Reproduce the records below exactly as they appear, omitting any pictures they contain.

*****

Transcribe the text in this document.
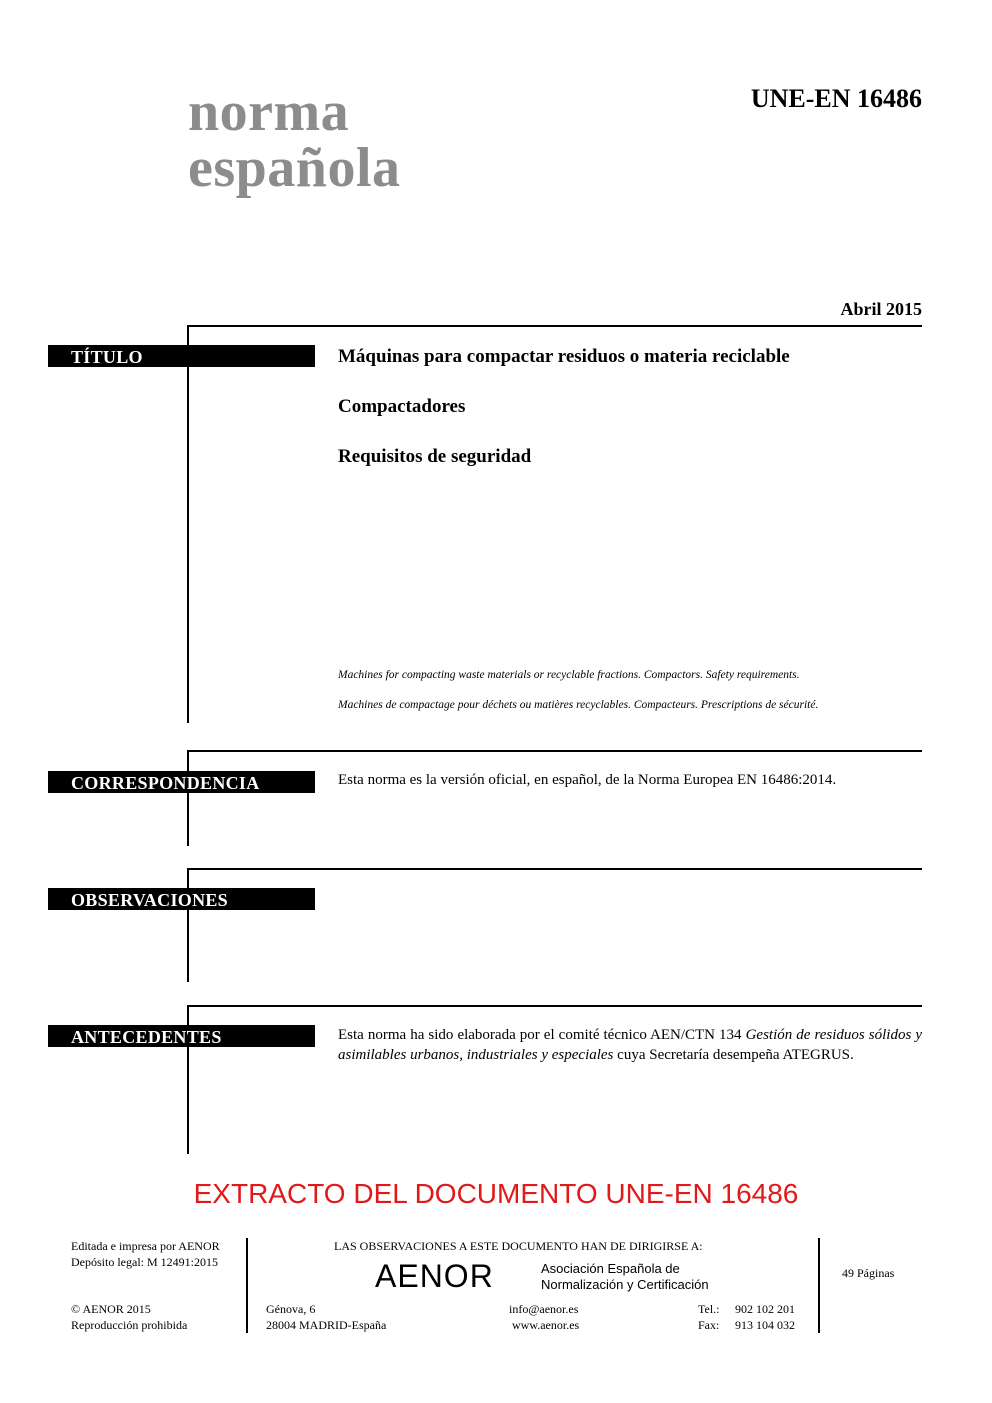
norma
española
UNE-EN 16486
Abril 2015
TÍTULO	Máquinas para compactar residuos o materia reciclable
Compactadores
Requisitos de seguridad
Machines for compacting waste materials or recyclable fractions. Compactors. Safety requirements.
Machines de compactage pour déchets ou matières recyclables. Compacteurs. Prescriptions de sécurité.
CORRESPONDENCIA	Esta norma es la versión oficial, en español, de la Norma Europea EN 16486:2014.
OBSERVACIONES
ANTECEDENTES	Esta norma ha sido elaborada por el comité técnico AEN/CTN 134 Gestión de residuos sólidos y asimilables urbanos, industriales y especiales cuya Secretaría desempeña ATEGRUS.
EXTRACTO DEL DOCUMENTO UNE-EN 16486
Editada e impresa por AENOR
Depósito legal: M 12491:2015
© AENOR 2015
Reproducción prohibida
LAS OBSERVACIONES A ESTE DOCUMENTO HAN DE DIRIGIRSE A:
AENOR	Asociación Española de
Normalización y Certificación
Génova, 6
28004 MADRID-España
info@aenor.es
www.aenor.es
Tel.: 902 102 201
Fax: 913 104 032
49 Páginas
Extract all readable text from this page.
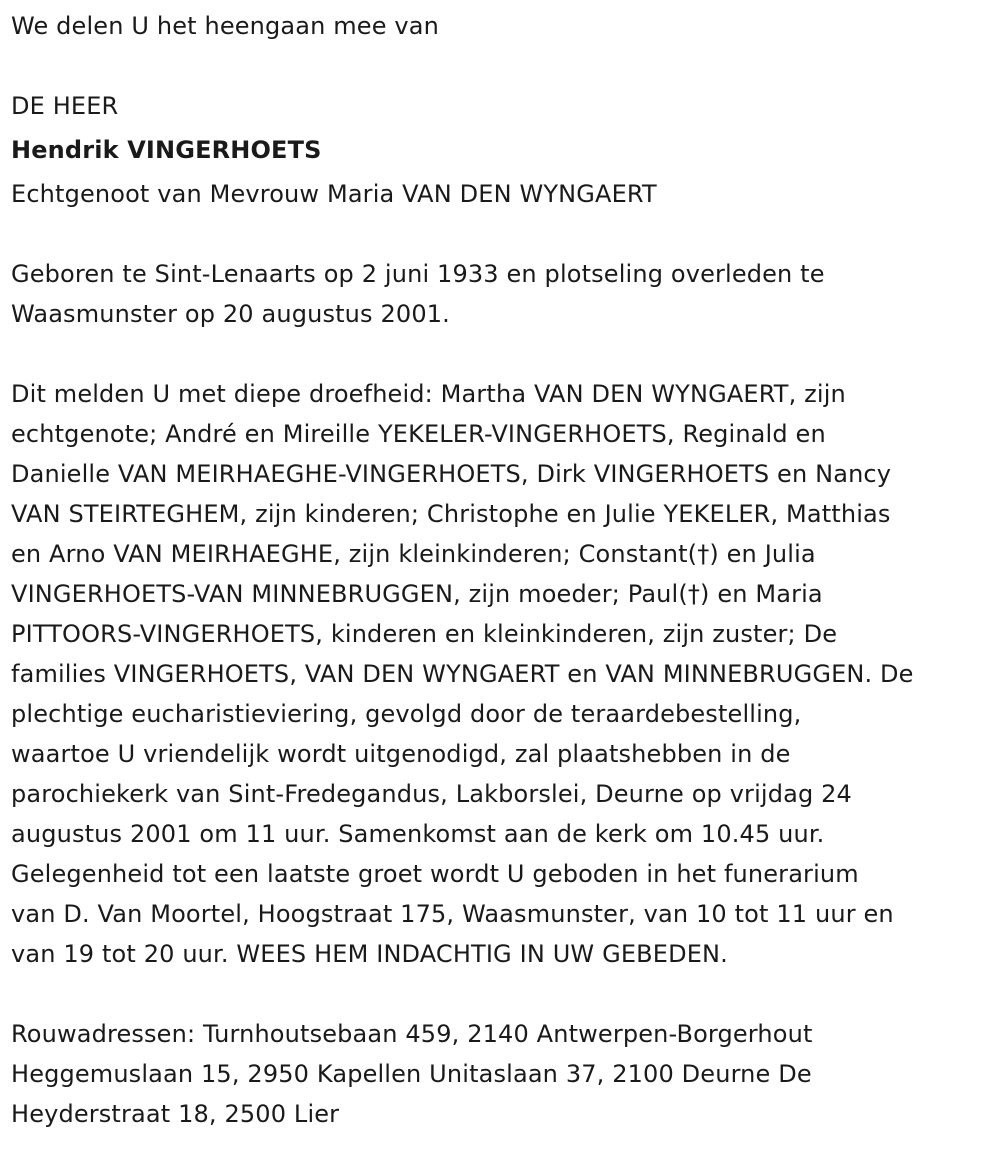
We delen U het heengaan mee van
DE HEER
Hendrik VINGERHOETS
Echtgenoot van Mevrouw Maria VAN DEN WYNGAERT
Geboren te Sint-Lenaarts op 2 juni 1933 en plotseling overleden te
Waasmunster op 20 augustus 2001.
Dit melden U met diepe droefheid: Martha VAN DEN WYNGAERT, zijn
echtgenote; André en Mireille YEKELER-VINGERHOETS, Reginald en
Danielle VAN MEIRHAEGHE-VINGERHOETS, Dirk VINGERHOETS en Nancy
VAN STEIRTEGHEM, zijn kinderen; Christophe en Julie YEKELER, Matthias
en Arno VAN MEIRHAEGHE, zijn kleinkinderen; Constant(†) en Julia
VINGERHOETS-VAN MINNEBRUGGEN, zijn moeder; Paul(†) en Maria
PITTOORS-VINGERHOETS, kinderen en kleinkinderen, zijn zuster; De
families VINGERHOETS, VAN DEN WYNGAERT en VAN MINNEBRUGGEN. De
plechtige eucharistieviering, gevolgd door de teraardebestelling,
waartoe U vriendelijk wordt uitgenodigd, zal plaatshebben in de
parochiekerk van Sint-Fredegandus, Lakborslei, Deurne op vrijdag 24
augustus 2001 om 11 uur. Samenkomst aan de kerk om 10.45 uur.
Gelegenheid tot een laatste groet wordt U geboden in het funerarium
van D. Van Moortel, Hoogstraat 175, Waasmunster, van 10 tot 11 uur en
van 19 tot 20 uur. WEES HEM INDACHTIG IN UW GEBEDEN.
Rouwadressen: Turnhoutsebaan 459, 2140 Antwerpen-Borgerhout
Heggemuslaan 15, 2950 Kapellen Unitaslaan 37, 2100 Deurne De
Heyderstraat 18, 2500 Lier
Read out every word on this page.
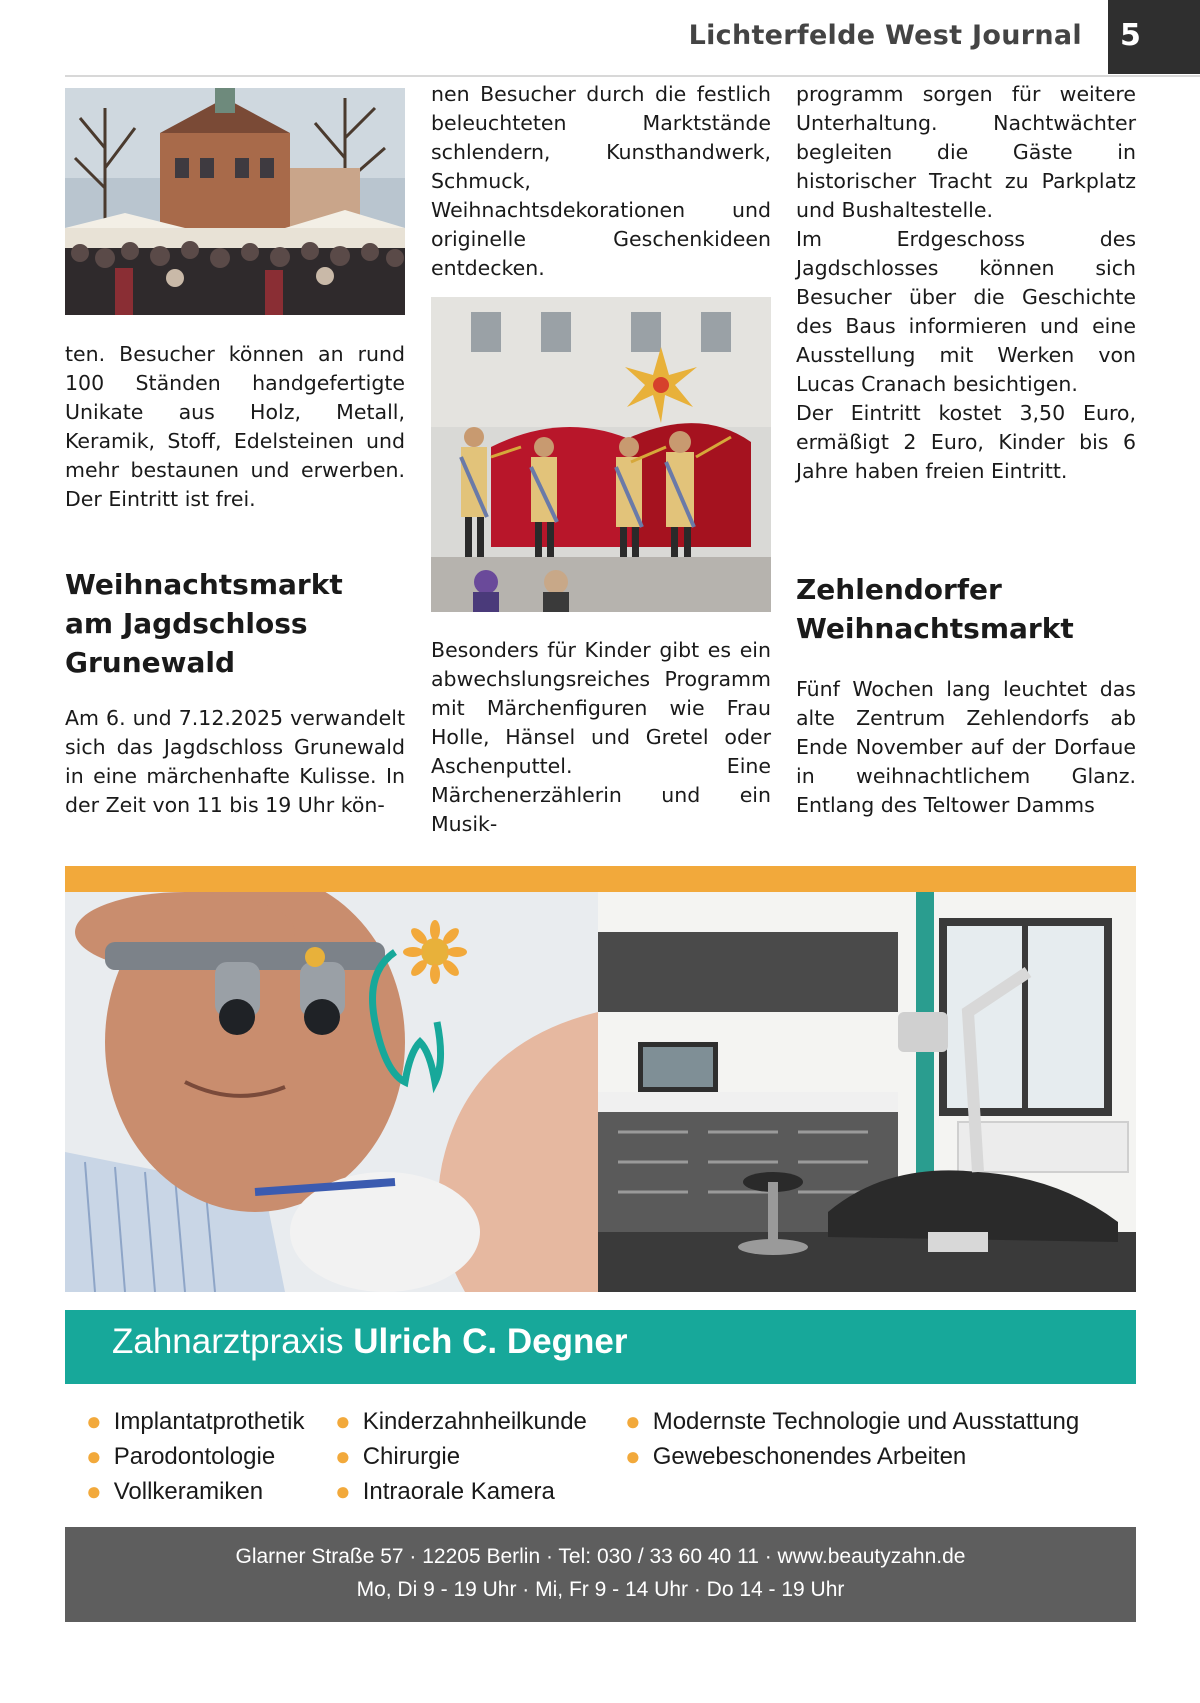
Lichterfelde West Journal 5

ten. Besucher können an rund 100 Ständen handgefertigte Unikate aus Holz, Metall, Keramik, Stoff, Edelsteinen und mehr bestaunen und erwerben. Der Eintritt ist frei.

Weihnachtsmarkt am Jagdschloss Grunewald

Am 6. und 7.12.2025 verwandelt sich das Jagdschloss Grunewald in eine märchenhafte Kulisse. In der Zeit von 11 bis 19 Uhr kön-

nen Besucher durch die festlich beleuchteten Marktstände schlendern, Kunsthandwerk, Schmuck, Weihnachtsdekorationen und originelle Geschenkideen entdecken.

Besonders für Kinder gibt es ein abwechslungsreiches Programm mit Märchenfiguren wie Frau Holle, Hänsel und Gretel oder Aschenputtel. Eine Märchenerzählerin und ein Musik-

programm sorgen für weitere Unterhaltung. Nachtwächter begleiten die Gäste in historischer Tracht zu Parkplatz und Bushaltestelle.

Im Erdgeschoss des Jagdschlosses können sich Besucher über die Geschichte des Baus informieren und eine Ausstellung mit Werken von Lucas Cranach besichtigen.

Der Eintritt kostet 3,50 Euro, ermäßigt 2 Euro, Kinder bis 6 Jahre haben freien Eintritt.

Zehlendorfer Weihnachtsmarkt

Fünf Wochen lang leuchtet das alte Zentrum Zehlendorfs ab Ende November auf der Dorfaue in weihnachtlichem Glanz. Entlang des Teltower Damms

Zahnarztpraxis Ulrich C. Degner
● Implantatprothetik
● Parodontologie
● Vollkeramiken
● Kinderzahnheilkunde
● Chirurgie
● Intraorale Kamera
● Modernste Technologie und Ausstattung
● Gewebeschonendes Arbeiten
Glarner Straße 57 · 12205 Berlin · Tel: 030 / 33 60 40 11 · www.beautyzahn.de
Mo, Di 9 - 19 Uhr · Mi, Fr 9 - 14 Uhr · Do 14 - 19 Uhr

*****

** FULL OUTPUT **
Transcribe the text in this document.
norma
española
UNE-EN 16486
Abril 2015
TÍTULO	Máquinas para compactar residuos o materia reciclable
Compactadores
Requisitos de seguridad
Machines for compacting waste materials or recyclable fractions. Compactors. Safety requirements.
Machines de compactage pour déchets ou matières recyclables. Compacteurs. Prescriptions de sécurité.
CORRESPONDENCIA	Esta norma es la versión oficial, en español, de la Norma Europea EN 16486:2014.
OBSERVACIONES
ANTECEDENTES	Esta norma ha sido elaborada por el comité técnico AEN/CTN 134 Gestión de residuos sólidos y asimilables urbanos, industriales y especiales cuya Secretaría desempeña ATEGRUS.
EXTRACTO DEL DOCUMENTO UNE-EN 16486
Editada e impresa por AENOR
Depósito legal: M 12491:2015
© AENOR 2015
Reproducción prohibida
LAS OBSERVACIONES A ESTE DOCUMENTO HAN DE DIRIGIRSE A:
AENOR	Asociación Española de
Normalización y Certificación
Génova, 6
28004 MADRID-España
info@aenor.es
www.aenor.es
Tel.: 902 102 201
Fax: 913 104 032
49 Páginas
Extract all readable text from this page.
We delen U het heengaan mee van
DE HEER
Hendrik VINGERHOETS
Echtgenoot van Mevrouw Maria VAN DEN WYNGAERT
Geboren te Sint-Lenaarts op 2 juni 1933 en plotseling overleden te
Waasmunster op 20 augustus 2001.
Dit melden U met diepe droefheid: Martha VAN DEN WYNGAERT, zijn
echtgenote; André en Mireille YEKELER-VINGERHOETS, Reginald en
Danielle VAN MEIRHAEGHE-VINGERHOETS, Dirk VINGERHOETS en Nancy
VAN STEIRTEGHEM, zijn kinderen; Christophe en Julie YEKELER, Matthias
en Arno VAN MEIRHAEGHE, zijn kleinkinderen; Constant(†) en Julia
VINGERHOETS-VAN MINNEBRUGGEN, zijn moeder; Paul(†) en Maria
PITTOORS-VINGERHOETS, kinderen en kleinkinderen, zijn zuster; De
families VINGERHOETS, VAN DEN WYNGAERT en VAN MINNEBRUGGEN. De
plechtige eucharistieviering, gevolgd door de teraardebestelling,
waartoe U vriendelijk wordt uitgenodigd, zal plaatshebben in de
parochiekerk van Sint-Fredegandus, Lakborslei, Deurne op vrijdag 24
augustus 2001 om 11 uur. Samenkomst aan de kerk om 10.45 uur.
Gelegenheid tot een laatste groet wordt U geboden in het funerarium
van D. Van Moortel, Hoogstraat 175, Waasmunster, van 10 tot 11 uur en
van 19 tot 20 uur. WEES HEM INDACHTIG IN UW GEBEDEN.
Rouwadressen: Turnhoutsebaan 459, 2140 Antwerpen-Borgerhout
Heggemuslaan 15, 2950 Kapellen Unitaslaan 37, 2100 Deurne De
Heyderstraat 18, 2500 Lier
Read out every word on this page.
Lichterfelde West Journal 5

ten. Besucher können an rund 100 Ständen handgefertigte Unikate aus Holz, Metall, Keramik, Stoff, Edelsteinen und mehr bestaunen und erwerben. Der Eintritt ist frei.

Weihnachtsmarkt am Jagdschloss Grunewald

Am 6. und 7.12.2025 verwandelt sich das Jagdschloss Grunewald in eine märchenhafte Kulisse. In der Zeit von 11 bis 19 Uhr kön-

nen Besucher durch die festlich beleuchteten Marktstände schlendern, Kunsthandwerk, Schmuck, Weihnachtsdekorationen und originelle Geschenkideen entdecken.

Besonders für Kinder gibt es ein abwechslungsreiches Programm mit Märchenfiguren wie Frau Holle, Hänsel und Gretel oder Aschenputtel. Eine Märchenerzählerin und ein Musik-

programm sorgen für weitere Unterhaltung. Nachtwächter begleiten die Gäste in historischer Tracht zu Parkplatz und Bushaltestelle.

Im Erdgeschoss des Jagdschlosses können sich Besucher über die Geschichte des Baus informieren und eine Ausstellung mit Werken von Lucas Cranach besichtigen.

Der Eintritt kostet 3,50 Euro, ermäßigt 2 Euro, Kinder bis 6 Jahre haben freien Eintritt.

Zehlendorfer Weihnachtsmarkt

Fünf Wochen lang leuchtet das alte Zentrum Zehlendorfs ab Ende November auf der Dorfaue in weihnachtlichem Glanz. Entlang des Teltower Damms

Zahnarztpraxis Ulrich C. Degner
● Implantatprothetik
● Parodontologie
● Vollkeramiken
● Kinderzahnheilkunde
● Chirurgie
● Intraorale Kamera
● Modernste Technologie und Ausstattung
● Gewebeschonendes Arbeiten
Glarner Straße 57 · 12205 Berlin · Tel: 030 / 33 60 40 11 · www.beautyzahn.de
Mo, Di 9 - 19 Uhr · Mi, Fr 9 - 14 Uhr · Do 14 - 19 Uhr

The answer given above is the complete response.